All entries are to be printed again exactly, with their images omitted.

━━━ DATASET EXCERPTS

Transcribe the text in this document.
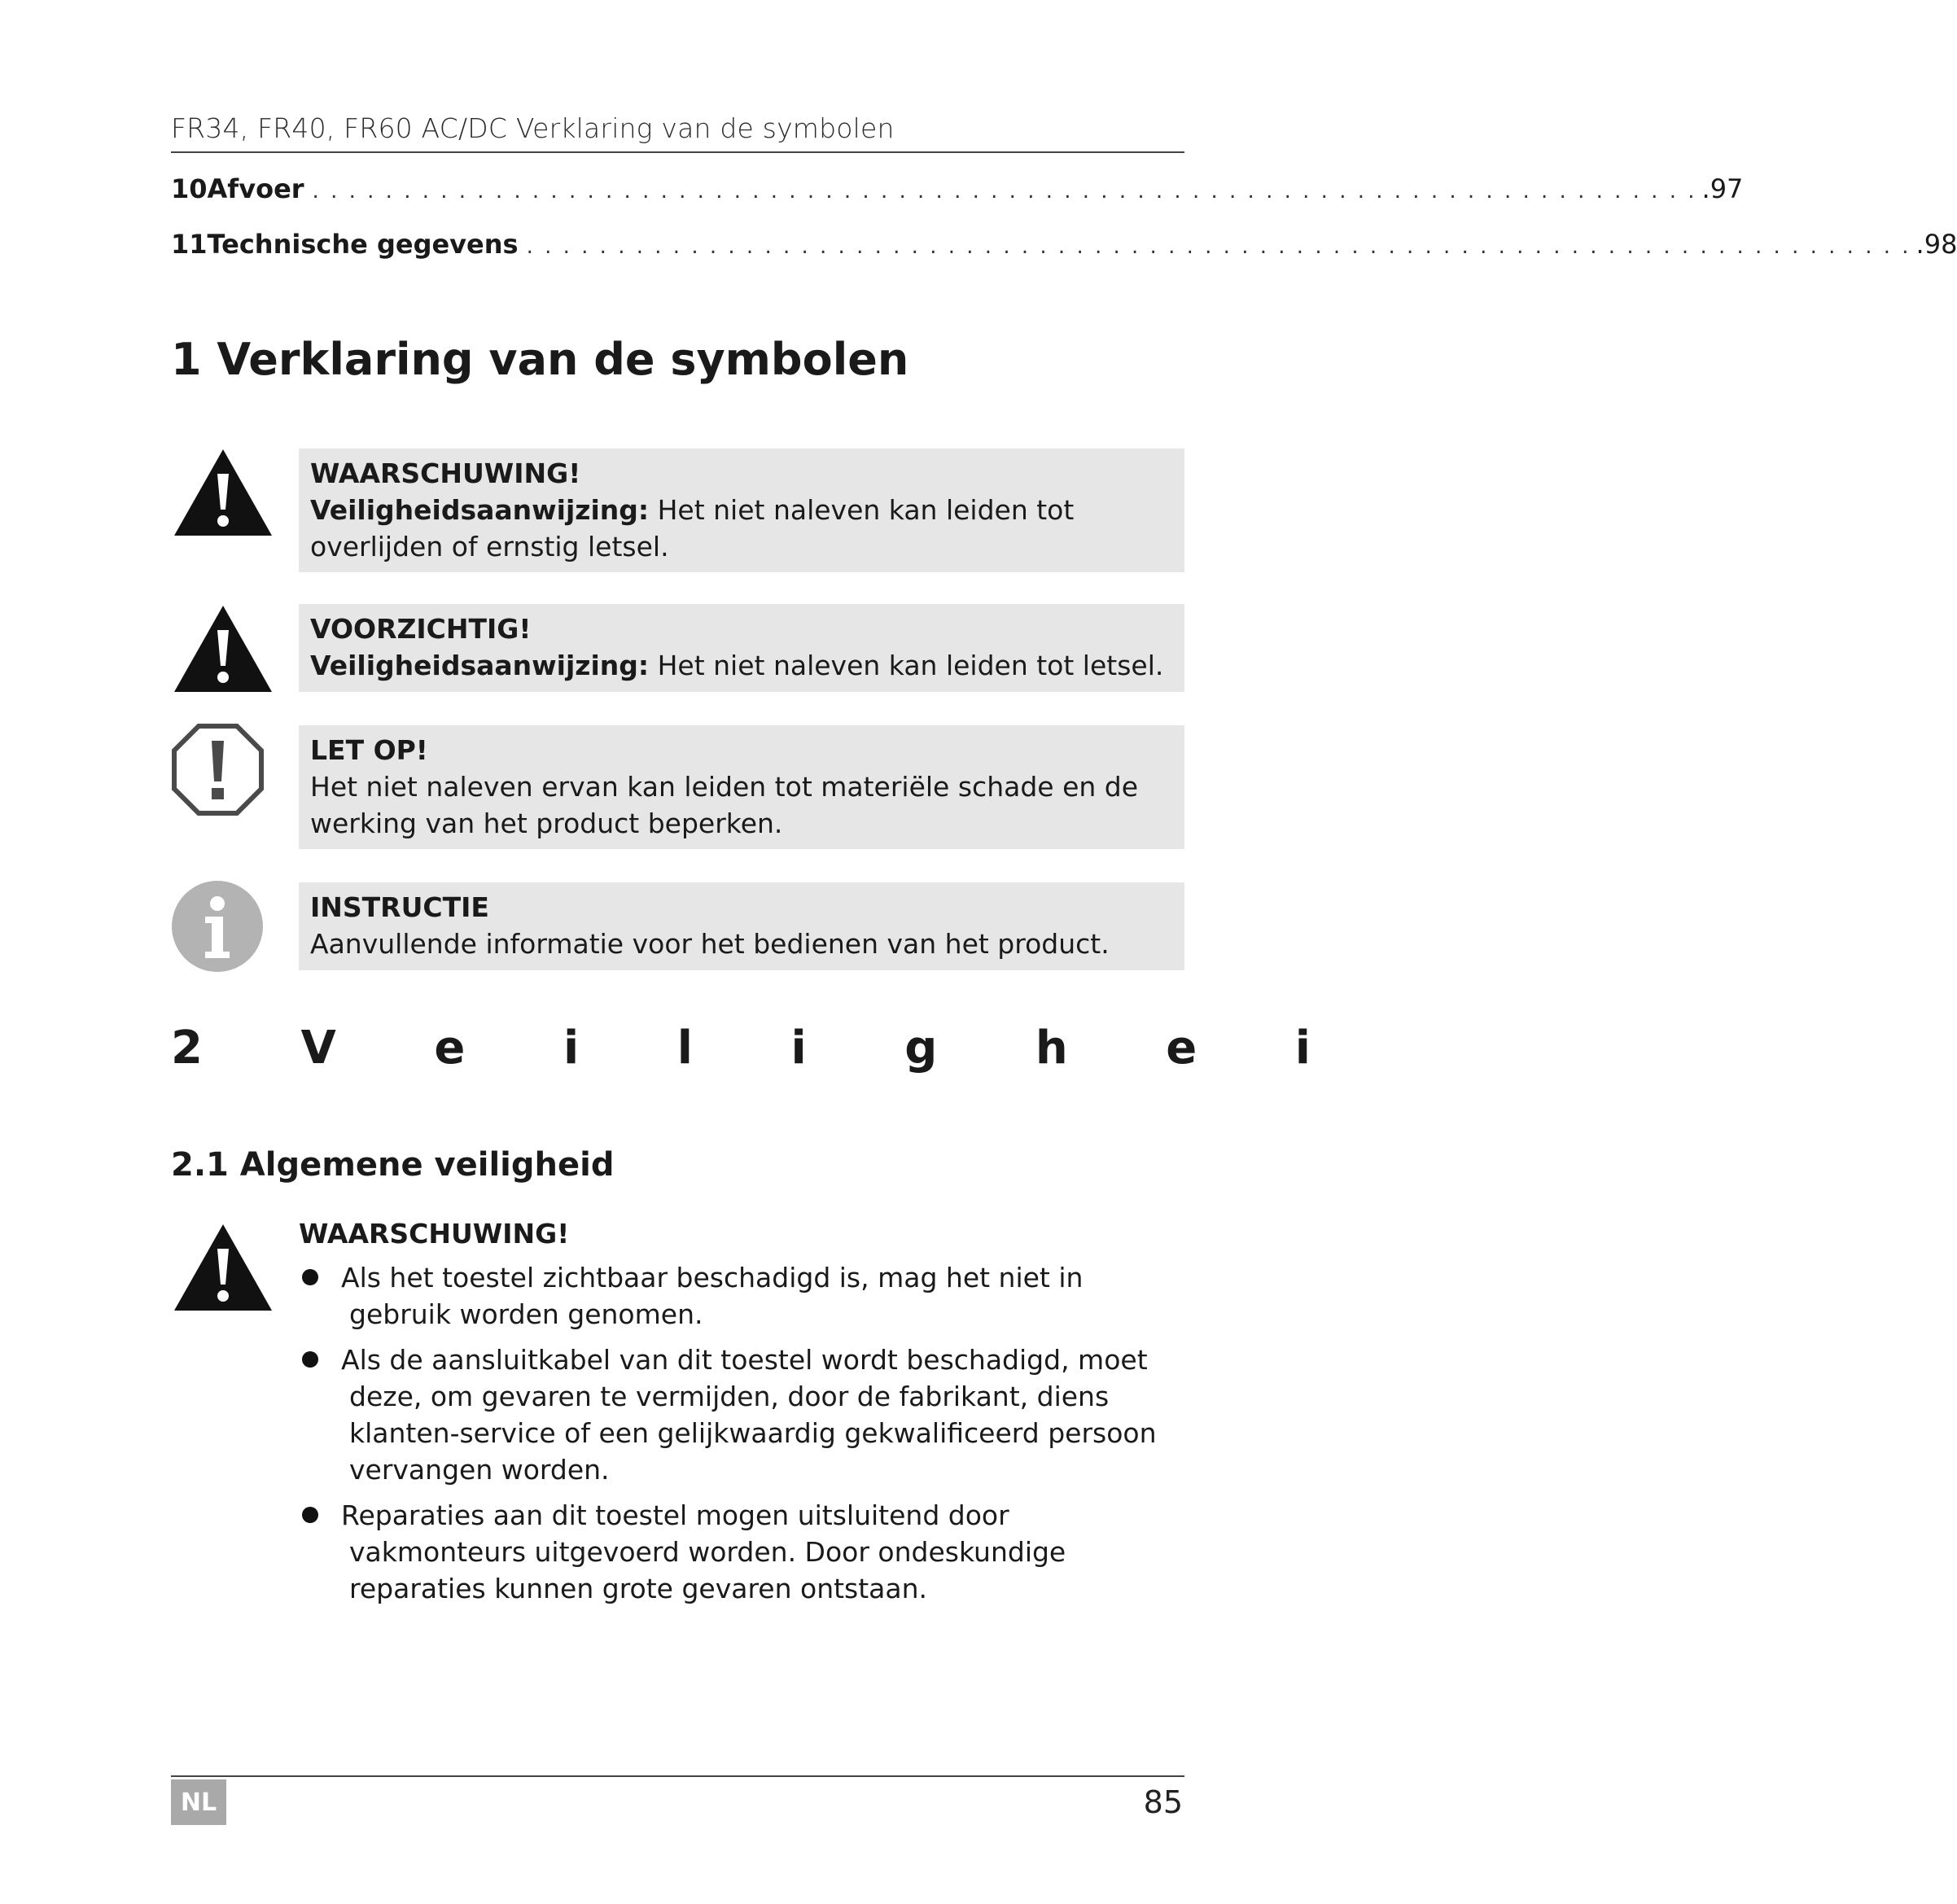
FR34, FR40, FR60 AC/DC Verklaring van de symbolen
10 Afvoer . . . . . . . . . . . . . . . . . . . . . . . . . . . . . . . . . . . . . . . . . . . . . . . . . . . . . . . . . . . . . . . . . . . . . . . . . . . . .97
11 Technische gegevens . . . . . . . . . . . . . . . . . . . . . . . . . . . . . . . . . . . . . . . . . . . . . . . . . . . . . . . . . . . . . . . . . . . . . . . . . . . . .98
1 Verklaring van de symbolen
WAARSCHUWING!
Veiligheidsaanwijzing: Het niet naleven kan leiden tot overlijden of ernstig letsel.
VOORZICHTIG!
Veiligheidsaanwijzing: Het niet naleven kan leiden tot letsel.
LET OP!
Het niet naleven ervan kan leiden tot materiële schade en de werking van het product beperken.
INSTRUCTIE
Aanvullende informatie voor het bedienen van het product.
2 V e i l i g h e i
2.1 Algemene veiligheid
WAARSCHUWING!
Als het toestel zichtbaar beschadigd is, mag het niet in gebruik worden genomen.
Als de aansluitkabel van dit toestel wordt beschadigd, moet deze, om gevaren te vermijden, door de fabrikant, diens klanten-service of een gelijkwaardig gekwalificeerd persoon vervangen worden.
Reparaties aan dit toestel mogen uitsluitend door vakmonteurs uitgevoerd worden. Door ondeskundige reparaties kunnen grote gevaren ontstaan.
NL	85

━━━━━━

=== TASK RESULT ===
Transcribe the text in this document.
FR34, FR40, FR60 AC/DC Verklaring van de symbolen
10 Afvoer . . . . . . . . . . . . . . . . . . . . . . . . . . . . . . . . . . . . . . . . . . . . . . . . . . . . . . . . . . . . . . . . . . . . . . . . . . . . .97
11 Technische gegevens . . . . . . . . . . . . . . . . . . . . . . . . . . . . . . . . . . . . . . . . . . . . . . . . . . . . . . . . . . . . . . . . . . . . . . . . . . . . .98
1 Verklaring van de symbolen
WAARSCHUWING!
Veiligheidsaanwijzing: Het niet naleven kan leiden tot overlijden of ernstig letsel.
VOORZICHTIG!
Veiligheidsaanwijzing: Het niet naleven kan leiden tot letsel.
LET OP!
Het niet naleven ervan kan leiden tot materiële schade en de werking van het product beperken.
INSTRUCTIE
Aanvullende informatie voor het bedienen van het product.
2 V e i l i g h e i
2.1 Algemene veiligheid
WAARSCHUWING!
Als het toestel zichtbaar beschadigd is, mag het niet in gebruik worden genomen.
Als de aansluitkabel van dit toestel wordt beschadigd, moet deze, om gevaren te vermijden, door de fabrikant, diens klanten-service of een gelijkwaardig gekwalificeerd persoon vervangen worden.
Reparaties aan dit toestel mogen uitsluitend door vakmonteurs uitgevoerd worden. Door ondeskundige reparaties kunnen grote gevaren ontstaan.
NL	85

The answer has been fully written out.